> Task details
Print the records below exactly as they appear.

> Available data
________________________________________

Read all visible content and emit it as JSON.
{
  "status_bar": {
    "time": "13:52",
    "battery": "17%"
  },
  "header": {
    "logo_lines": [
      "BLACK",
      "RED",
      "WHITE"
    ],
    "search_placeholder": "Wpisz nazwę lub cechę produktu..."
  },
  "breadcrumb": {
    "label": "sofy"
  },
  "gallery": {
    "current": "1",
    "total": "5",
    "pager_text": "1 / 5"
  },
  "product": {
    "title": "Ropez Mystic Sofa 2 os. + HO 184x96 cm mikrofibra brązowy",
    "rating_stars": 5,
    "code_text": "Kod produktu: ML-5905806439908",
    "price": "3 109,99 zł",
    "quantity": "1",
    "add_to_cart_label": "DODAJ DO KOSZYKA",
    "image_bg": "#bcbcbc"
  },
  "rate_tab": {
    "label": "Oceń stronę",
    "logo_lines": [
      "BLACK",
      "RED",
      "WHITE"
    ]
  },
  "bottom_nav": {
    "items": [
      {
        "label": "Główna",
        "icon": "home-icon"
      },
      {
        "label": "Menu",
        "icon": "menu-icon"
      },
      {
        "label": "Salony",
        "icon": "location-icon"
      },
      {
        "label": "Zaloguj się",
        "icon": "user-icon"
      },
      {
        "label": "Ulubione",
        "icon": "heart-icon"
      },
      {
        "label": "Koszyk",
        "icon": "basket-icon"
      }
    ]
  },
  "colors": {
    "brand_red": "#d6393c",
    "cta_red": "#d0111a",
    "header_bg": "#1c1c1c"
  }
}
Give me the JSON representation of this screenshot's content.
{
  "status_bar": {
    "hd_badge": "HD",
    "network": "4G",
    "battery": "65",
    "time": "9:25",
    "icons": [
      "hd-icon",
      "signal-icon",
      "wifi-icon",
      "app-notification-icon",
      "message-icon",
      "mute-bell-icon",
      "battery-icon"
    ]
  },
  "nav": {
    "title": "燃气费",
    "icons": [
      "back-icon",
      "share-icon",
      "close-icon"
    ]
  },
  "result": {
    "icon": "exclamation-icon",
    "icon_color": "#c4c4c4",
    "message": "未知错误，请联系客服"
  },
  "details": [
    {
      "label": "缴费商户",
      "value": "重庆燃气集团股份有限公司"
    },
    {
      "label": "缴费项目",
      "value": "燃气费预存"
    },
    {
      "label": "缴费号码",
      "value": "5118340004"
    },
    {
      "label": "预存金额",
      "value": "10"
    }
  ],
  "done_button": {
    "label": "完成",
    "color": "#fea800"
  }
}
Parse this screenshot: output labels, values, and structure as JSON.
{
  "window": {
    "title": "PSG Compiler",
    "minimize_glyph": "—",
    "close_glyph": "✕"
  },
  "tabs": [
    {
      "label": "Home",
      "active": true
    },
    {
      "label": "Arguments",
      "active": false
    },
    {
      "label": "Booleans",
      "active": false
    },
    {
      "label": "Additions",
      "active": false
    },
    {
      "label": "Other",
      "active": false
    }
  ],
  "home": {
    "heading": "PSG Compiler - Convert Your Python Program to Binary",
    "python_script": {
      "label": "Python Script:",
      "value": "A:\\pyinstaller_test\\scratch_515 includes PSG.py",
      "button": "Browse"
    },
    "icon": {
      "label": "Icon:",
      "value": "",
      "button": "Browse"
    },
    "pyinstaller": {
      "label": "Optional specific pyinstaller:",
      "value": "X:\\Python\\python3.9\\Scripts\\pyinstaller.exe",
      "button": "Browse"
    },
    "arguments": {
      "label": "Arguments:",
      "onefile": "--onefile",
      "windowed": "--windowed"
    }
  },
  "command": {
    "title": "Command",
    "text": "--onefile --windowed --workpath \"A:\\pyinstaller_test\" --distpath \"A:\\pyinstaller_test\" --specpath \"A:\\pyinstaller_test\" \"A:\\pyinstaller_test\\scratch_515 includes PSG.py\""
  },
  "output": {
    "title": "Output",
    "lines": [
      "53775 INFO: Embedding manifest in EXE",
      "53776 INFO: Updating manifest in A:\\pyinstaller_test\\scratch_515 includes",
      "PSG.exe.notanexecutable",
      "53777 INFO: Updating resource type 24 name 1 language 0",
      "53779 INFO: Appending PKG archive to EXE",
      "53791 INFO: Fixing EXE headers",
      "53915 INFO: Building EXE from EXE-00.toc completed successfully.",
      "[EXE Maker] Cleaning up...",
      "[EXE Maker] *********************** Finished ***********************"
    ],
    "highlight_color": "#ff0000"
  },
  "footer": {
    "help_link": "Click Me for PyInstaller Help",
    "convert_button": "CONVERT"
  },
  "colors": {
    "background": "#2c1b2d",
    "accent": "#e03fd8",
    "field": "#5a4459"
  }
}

________________________________________

> Solution
Read all visible content and emit it as JSON.
{
  "status_bar": {
    "time": "13:52",
    "battery": "17%"
  },
  "header": {
    "logo_lines": [
      "BLACK",
      "RED",
      "WHITE"
    ],
    "search_placeholder": "Wpisz nazwę lub cechę produktu..."
  },
  "breadcrumb": {
    "label": "sofy"
  },
  "gallery": {
    "current": "1",
    "total": "5",
    "pager_text": "1 / 5"
  },
  "product": {
    "title": "Ropez Mystic Sofa 2 os. + HO 184x96 cm mikrofibra brązowy",
    "rating_stars": 5,
    "code_text": "Kod produktu: ML-5905806439908",
    "price": "3 109,99 zł",
    "quantity": "1",
    "add_to_cart_label": "DODAJ DO KOSZYKA",
    "image_bg": "#bcbcbc"
  },
  "rate_tab": {
    "label": "Oceń stronę",
    "logo_lines": [
      "BLACK",
      "RED",
      "WHITE"
    ]
  },
  "bottom_nav": {
    "items": [
      {
        "label": "Główna",
        "icon": "home-icon"
      },
      {
        "label": "Menu",
        "icon": "menu-icon"
      },
      {
        "label": "Salony",
        "icon": "location-icon"
      },
      {
        "label": "Zaloguj się",
        "icon": "user-icon"
      },
      {
        "label": "Ulubione",
        "icon": "heart-icon"
      },
      {
        "label": "Koszyk",
        "icon": "basket-icon"
      }
    ]
  },
  "colors": {
    "brand_red": "#d6393c",
    "cta_red": "#d0111a",
    "header_bg": "#1c1c1c"
  }
}
Give me the JSON representation of this screenshot's content.
{
  "status_bar": {
    "hd_badge": "HD",
    "network": "4G",
    "battery": "65",
    "time": "9:25",
    "icons": [
      "hd-icon",
      "signal-icon",
      "wifi-icon",
      "app-notification-icon",
      "message-icon",
      "mute-bell-icon",
      "battery-icon"
    ]
  },
  "nav": {
    "title": "燃气费",
    "icons": [
      "back-icon",
      "share-icon",
      "close-icon"
    ]
  },
  "result": {
    "icon": "exclamation-icon",
    "icon_color": "#c4c4c4",
    "message": "未知错误，请联系客服"
  },
  "details": [
    {
      "label": "缴费商户",
      "value": "重庆燃气集团股份有限公司"
    },
    {
      "label": "缴费项目",
      "value": "燃气费预存"
    },
    {
      "label": "缴费号码",
      "value": "5118340004"
    },
    {
      "label": "预存金额",
      "value": "10"
    }
  ],
  "done_button": {
    "label": "完成",
    "color": "#fea800"
  }
}
Parse this screenshot: output labels, values, and structure as JSON.
{
  "window": {
    "title": "PSG Compiler",
    "minimize_glyph": "—",
    "close_glyph": "✕"
  },
  "tabs": [
    {
      "label": "Home",
      "active": true
    },
    {
      "label": "Arguments",
      "active": false
    },
    {
      "label": "Booleans",
      "active": false
    },
    {
      "label": "Additions",
      "active": false
    },
    {
      "label": "Other",
      "active": false
    }
  ],
  "home": {
    "heading": "PSG Compiler - Convert Your Python Program to Binary",
    "python_script": {
      "label": "Python Script:",
      "value": "A:\\pyinstaller_test\\scratch_515 includes PSG.py",
      "button": "Browse"
    },
    "icon": {
      "label": "Icon:",
      "value": "",
      "button": "Browse"
    },
    "pyinstaller": {
      "label": "Optional specific pyinstaller:",
      "value": "X:\\Python\\python3.9\\Scripts\\pyinstaller.exe",
      "button": "Browse"
    },
    "arguments": {
      "label": "Arguments:",
      "onefile": "--onefile",
      "windowed": "--windowed"
    }
  },
  "command": {
    "title": "Command",
    "text": "--onefile --windowed --workpath \"A:\\pyinstaller_test\" --distpath \"A:\\pyinstaller_test\" --specpath \"A:\\pyinstaller_test\" \"A:\\pyinstaller_test\\scratch_515 includes PSG.py\""
  },
  "output": {
    "title": "Output",
    "lines": [
      "53775 INFO: Embedding manifest in EXE",
      "53776 INFO: Updating manifest in A:\\pyinstaller_test\\scratch_515 includes",
      "PSG.exe.notanexecutable",
      "53777 INFO: Updating resource type 24 name 1 language 0",
      "53779 INFO: Appending PKG archive to EXE",
      "53791 INFO: Fixing EXE headers",
      "53915 INFO: Building EXE from EXE-00.toc completed successfully.",
      "[EXE Maker] Cleaning up...",
      "[EXE Maker] *********************** Finished ***********************"
    ],
    "highlight_color": "#ff0000"
  },
  "footer": {
    "help_link": "Click Me for PyInstaller Help",
    "convert_button": "CONVERT"
  },
  "colors": {
    "background": "#2c1b2d",
    "accent": "#e03fd8",
    "field": "#5a4459"
  }
}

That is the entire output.